:: DO THIS ::
Read through the data and report every line in which the word "categories" occurs.

* start RECORDS PROVIDED *

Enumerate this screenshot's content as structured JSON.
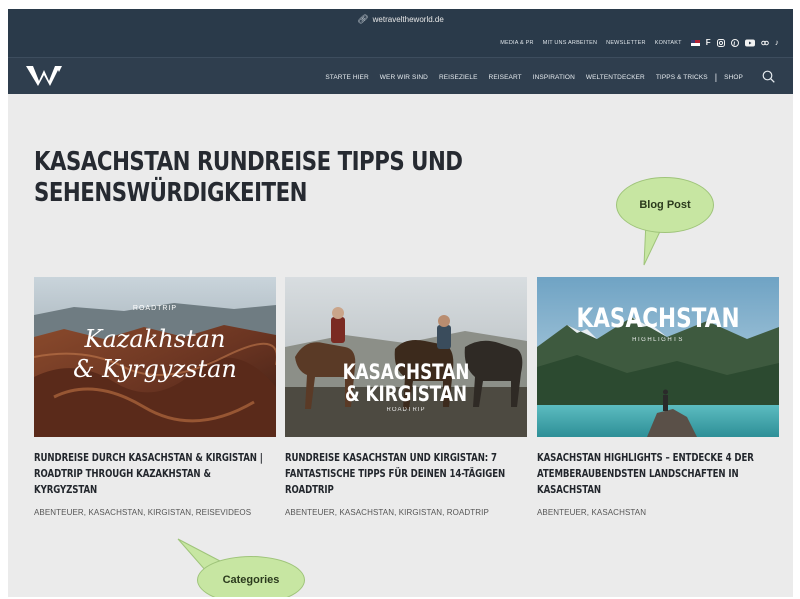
{
  "url": "wetraveltheworld.de",
  "utility_nav": [
    "Media & PR",
    "Mit uns arbeiten",
    "Newsletter",
    "Kontakt"
  ],
  "social_icons": [
    "flag-icon",
    "facebook-icon",
    "instagram-icon",
    "pinterest-icon",
    "youtube-icon",
    "link-icon",
    "tiktok-icon"
  ],
  "main_nav": [
    "Starte hier",
    "Wer wir sind",
    "Reiseziele",
    "Reiseart",
    "Inspiration",
    "Weltentdecker",
    "Tipps & Tricks",
    "Shop"
  ],
  "headline": "KASACHSTAN RUNDREISE TIPPS UND SEHENSWÜRDIGKEITEN",
  "posts": [
    {
      "image_kicker": "ROADTRIP",
      "image_text_line1": "Kazakhstan",
      "image_text_line2": "& Kyrgyzstan",
      "title": "Rundreise durch Kasachstan & Kirgistan | Roadtrip through Kazakhstan & Kyrgyzstan",
      "categories": "Abenteuer, Kasachstan, Kirgistan, Reisevideos"
    },
    {
      "image_text_line1": "KASACHSTAN",
      "image_text_line2": "& KIRGISTAN",
      "image_kicker": "ROADTRIP",
      "title": "Rundreise Kasachstan und Kirgistan: 7 fantastische Tipps für deinen 14-tägigen Roadtrip",
      "categories": "Abenteuer, Kasachstan, Kirgistan, Roadtrip"
    },
    {
      "image_text_line1": "KASACHSTAN",
      "image_kicker": "HIGHLIGHTS",
      "title": "Kasachstan Highlights – Entdecke 4 der atemberaubendsten Landschaften in Kasachstan",
      "categories": "Abenteuer, Kasachstan"
    }
  ],
  "annotations": {
    "blog_post": "Blog Post",
    "categories": "Categories"
  },
  "colors": {
    "header_bg": "#2a3a4a",
    "page_bg": "#ebebeb",
    "annotation_fill": "#c7e6a2"
  }
}
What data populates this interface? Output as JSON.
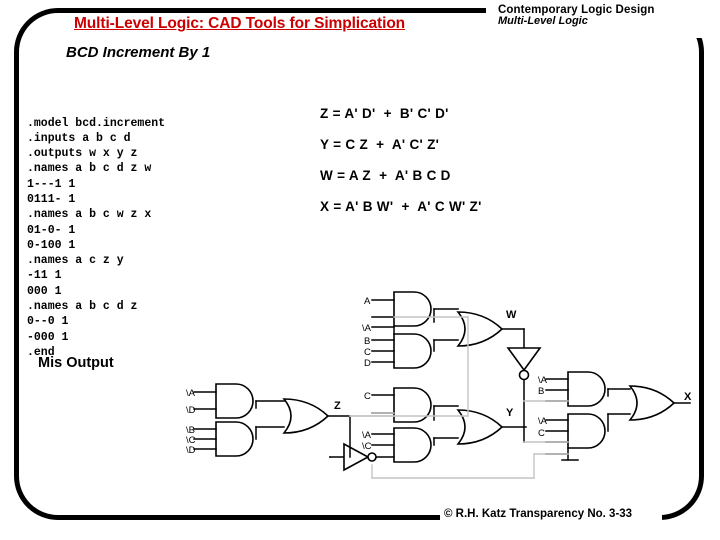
{
  "header": {
    "line1": "Contemporary Logic Design",
    "line2": "Multi-Level Logic"
  },
  "title": "Multi-Level Logic: CAD Tools for Simplication",
  "subtitle": "BCD Increment By 1",
  "code": {
    "text": ".model bcd.increment\n.inputs a b c d\n.outputs w x y z\n.names a b c d z w\n1---1 1\n0111- 1\n.names a b c w z x\n01-0- 1\n0-100 1\n.names a c z y\n-11 1\n000 1\n.names a b c d z\n0--0 1\n-000 1\n.end"
  },
  "mis_output_label": "Mis Output",
  "equations": [
    "Z = A' D'  +  B' C' D'",
    "Y = C Z  +  A' C' Z'",
    "W = A Z  +  A' B C D",
    "X = A' B W'  +  A' C W' Z'"
  ],
  "footer": "© R.H. Katz   Transparency No. 3-33",
  "circuit": {
    "labels": {
      "z_out": "Z",
      "w_out": "W",
      "y_out": "Y",
      "x_out": "X",
      "and_z1": [
        "\\A",
        "\\D"
      ],
      "and_z2": [
        "\\B",
        "\\C",
        "\\D"
      ],
      "and_w1": [
        "A"
      ],
      "and_w2": [
        "\\A",
        "B",
        "C",
        "D"
      ],
      "and_y1": [
        "C"
      ],
      "and_y2": [
        "\\A",
        "\\C"
      ],
      "and_x1": [
        "\\A",
        "B"
      ],
      "and_x2": [
        "\\A",
        "C"
      ]
    },
    "colors": {
      "wire": "#000000",
      "feedback_wire": "#b9b9b9"
    }
  }
}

* end RECORDS PROVIDED *

:: EXPECTED ANSWER ::
      "categories": "Abenteuer, Kasachstan, Kirgistan, Reisevideos"
      "categories": "Abenteuer, Kasachstan, Kirgistan, Roadtrip"
      "categories": "Abenteuer, Kasachstan"
    "categories": "Categories"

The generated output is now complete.